===== Rows

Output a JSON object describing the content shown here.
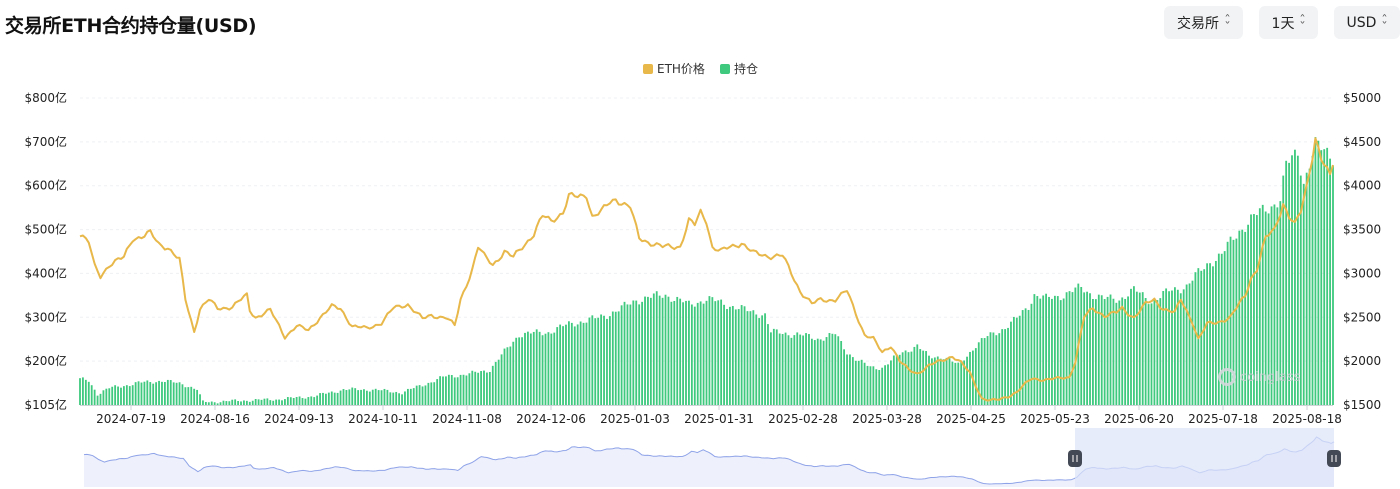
{
  "header": {
    "title": "交易所ETH合约持仓量(USD)",
    "controls": [
      {
        "label": "交易所",
        "name": "exchange-select"
      },
      {
        "label": "1天",
        "name": "interval-select"
      },
      {
        "label": "USD",
        "name": "currency-select"
      }
    ]
  },
  "watermark": "coinglass",
  "colors": {
    "price": "#e8b84a",
    "oi": "#3ec97e",
    "navigator_line": "#8fa3e8",
    "navigator_fill": "#dde4fa"
  },
  "chart_data": {
    "type": "bar+line",
    "legend": [
      "ETH价格",
      "持仓"
    ],
    "legend_position": "top-center",
    "grid": true,
    "x_ticks": [
      "2024-07-19",
      "2024-08-16",
      "2024-09-13",
      "2024-10-11",
      "2024-11-08",
      "2024-12-06",
      "2025-01-03",
      "2025-01-31",
      "2025-02-28",
      "2025-03-28",
      "2025-04-25",
      "2025-05-23",
      "2025-06-20",
      "2025-07-18",
      "2025-08-18"
    ],
    "y_left_ticks": [
      "$800亿",
      "$700亿",
      "$600亿",
      "$500亿",
      "$400亿",
      "$300亿",
      "$200亿",
      "$105亿"
    ],
    "y_left_range": [
      105,
      800
    ],
    "y_left_unit": "亿 USD",
    "y_right_ticks": [
      "$5000",
      "$4500",
      "$4000",
      "$3500",
      "$3000",
      "$2500",
      "$2000",
      "$1500"
    ],
    "y_right_range": [
      1500,
      5000
    ],
    "series": [
      {
        "name": "持仓",
        "axis": "left",
        "kind": "bar",
        "keypoints": [
          [
            0,
            163
          ],
          [
            3,
            160
          ],
          [
            6,
            130
          ],
          [
            10,
            143
          ],
          [
            20,
            155
          ],
          [
            28,
            160
          ],
          [
            35,
            153
          ],
          [
            40,
            140
          ],
          [
            42,
            112
          ],
          [
            45,
            112
          ],
          [
            55,
            115
          ],
          [
            68,
            118
          ],
          [
            80,
            125
          ],
          [
            90,
            140
          ],
          [
            100,
            140
          ],
          [
            110,
            133
          ],
          [
            125,
            170
          ],
          [
            133,
            175
          ],
          [
            140,
            185
          ],
          [
            150,
            265
          ],
          [
            160,
            270
          ],
          [
            168,
            290
          ],
          [
            176,
            300
          ],
          [
            184,
            320
          ],
          [
            190,
            343
          ],
          [
            200,
            355
          ],
          [
            208,
            332
          ],
          [
            214,
            345
          ],
          [
            220,
            335
          ],
          [
            228,
            318
          ],
          [
            234,
            310
          ],
          [
            236,
            270
          ],
          [
            245,
            265
          ],
          [
            252,
            255
          ],
          [
            258,
            265
          ],
          [
            262,
            225
          ],
          [
            266,
            205
          ],
          [
            270,
            190
          ],
          [
            274,
            190
          ],
          [
            280,
            220
          ],
          [
            286,
            240
          ],
          [
            290,
            213
          ],
          [
            295,
            215
          ],
          [
            300,
            195
          ],
          [
            306,
            240
          ],
          [
            310,
            260
          ],
          [
            316,
            280
          ],
          [
            320,
            300
          ],
          [
            324,
            330
          ],
          [
            326,
            355
          ],
          [
            330,
            345
          ],
          [
            336,
            355
          ],
          [
            342,
            370
          ],
          [
            346,
            355
          ],
          [
            350,
            345
          ],
          [
            355,
            345
          ],
          [
            360,
            365
          ],
          [
            366,
            340
          ],
          [
            372,
            362
          ],
          [
            378,
            375
          ],
          [
            386,
            430
          ],
          [
            390,
            445
          ],
          [
            396,
            500
          ],
          [
            400,
            525
          ],
          [
            404,
            545
          ],
          [
            410,
            570
          ],
          [
            412,
            645
          ],
          [
            416,
            680
          ],
          [
            418,
            610
          ],
          [
            422,
            690
          ],
          [
            426,
            680
          ],
          [
            428,
            670
          ]
        ]
      },
      {
        "name": "ETH价格",
        "axis": "right",
        "kind": "line",
        "keypoints": [
          [
            0,
            3450
          ],
          [
            3,
            3350
          ],
          [
            5,
            3080
          ],
          [
            7,
            2970
          ],
          [
            10,
            3100
          ],
          [
            15,
            3180
          ],
          [
            18,
            3400
          ],
          [
            21,
            3420
          ],
          [
            24,
            3460
          ],
          [
            27,
            3330
          ],
          [
            30,
            3300
          ],
          [
            34,
            3150
          ],
          [
            36,
            2700
          ],
          [
            38,
            2460
          ],
          [
            39,
            2340
          ],
          [
            41,
            2600
          ],
          [
            44,
            2700
          ],
          [
            47,
            2600
          ],
          [
            52,
            2620
          ],
          [
            57,
            2750
          ],
          [
            58,
            2580
          ],
          [
            60,
            2500
          ],
          [
            65,
            2580
          ],
          [
            68,
            2400
          ],
          [
            70,
            2280
          ],
          [
            74,
            2400
          ],
          [
            78,
            2350
          ],
          [
            82,
            2500
          ],
          [
            86,
            2620
          ],
          [
            89,
            2600
          ],
          [
            93,
            2400
          ],
          [
            98,
            2370
          ],
          [
            103,
            2440
          ],
          [
            107,
            2600
          ],
          [
            112,
            2650
          ],
          [
            117,
            2480
          ],
          [
            120,
            2520
          ],
          [
            125,
            2500
          ],
          [
            128,
            2400
          ],
          [
            130,
            2700
          ],
          [
            134,
            3050
          ],
          [
            136,
            3300
          ],
          [
            138,
            3200
          ],
          [
            141,
            3100
          ],
          [
            145,
            3250
          ],
          [
            148,
            3180
          ],
          [
            151,
            3300
          ],
          [
            155,
            3450
          ],
          [
            158,
            3650
          ],
          [
            161,
            3600
          ],
          [
            165,
            3700
          ],
          [
            167,
            3880
          ],
          [
            170,
            3870
          ],
          [
            173,
            3900
          ],
          [
            175,
            3650
          ],
          [
            178,
            3700
          ],
          [
            181,
            3810
          ],
          [
            183,
            3850
          ],
          [
            188,
            3750
          ],
          [
            191,
            3400
          ],
          [
            195,
            3350
          ],
          [
            199,
            3300
          ],
          [
            205,
            3310
          ],
          [
            208,
            3600
          ],
          [
            210,
            3550
          ],
          [
            212,
            3700
          ],
          [
            214,
            3600
          ],
          [
            216,
            3300
          ],
          [
            219,
            3250
          ],
          [
            222,
            3300
          ],
          [
            226,
            3350
          ],
          [
            230,
            3230
          ],
          [
            235,
            3200
          ],
          [
            240,
            3200
          ],
          [
            243,
            3000
          ],
          [
            246,
            2800
          ],
          [
            250,
            2650
          ],
          [
            253,
            2700
          ],
          [
            258,
            2700
          ],
          [
            262,
            2800
          ],
          [
            265,
            2550
          ],
          [
            268,
            2300
          ],
          [
            271,
            2250
          ],
          [
            274,
            2100
          ],
          [
            277,
            2180
          ],
          [
            280,
            2000
          ],
          [
            283,
            1900
          ],
          [
            286,
            1860
          ],
          [
            290,
            1950
          ],
          [
            294,
            2000
          ],
          [
            298,
            2060
          ],
          [
            301,
            1980
          ],
          [
            304,
            1860
          ],
          [
            308,
            1580
          ],
          [
            311,
            1550
          ],
          [
            314,
            1560
          ],
          [
            317,
            1600
          ],
          [
            320,
            1650
          ],
          [
            325,
            1800
          ],
          [
            330,
            1790
          ],
          [
            334,
            1800
          ],
          [
            338,
            1820
          ],
          [
            340,
            2000
          ],
          [
            343,
            2500
          ],
          [
            346,
            2600
          ],
          [
            350,
            2520
          ],
          [
            354,
            2550
          ],
          [
            356,
            2600
          ],
          [
            360,
            2500
          ],
          [
            364,
            2650
          ],
          [
            367,
            2700
          ],
          [
            370,
            2600
          ],
          [
            374,
            2550
          ],
          [
            376,
            2700
          ],
          [
            380,
            2450
          ],
          [
            382,
            2250
          ],
          [
            385,
            2420
          ],
          [
            389,
            2450
          ],
          [
            393,
            2500
          ],
          [
            396,
            2650
          ],
          [
            398,
            2750
          ],
          [
            400,
            2950
          ],
          [
            402,
            3050
          ],
          [
            405,
            3400
          ],
          [
            408,
            3500
          ],
          [
            411,
            3800
          ],
          [
            413,
            3650
          ],
          [
            415,
            3550
          ],
          [
            417,
            3700
          ],
          [
            419,
            4000
          ],
          [
            421,
            4350
          ],
          [
            422,
            4550
          ],
          [
            424,
            4300
          ],
          [
            427,
            4100
          ],
          [
            429,
            4400
          ],
          [
            431,
            4280
          ],
          [
            433,
            4450
          ],
          [
            435,
            4500
          ],
          [
            437,
            4700
          ],
          [
            439,
            4750
          ],
          [
            441,
            4600
          ]
        ]
      }
    ]
  }
}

==========

— Goal of the exercise —
List the lines of the entries that include "name".

— Exercise result —
        "name": "exchange-select"
        "name": "interval-select"
        "name": "currency-select"
        "name": "持仓",
        "name": "ETH价格",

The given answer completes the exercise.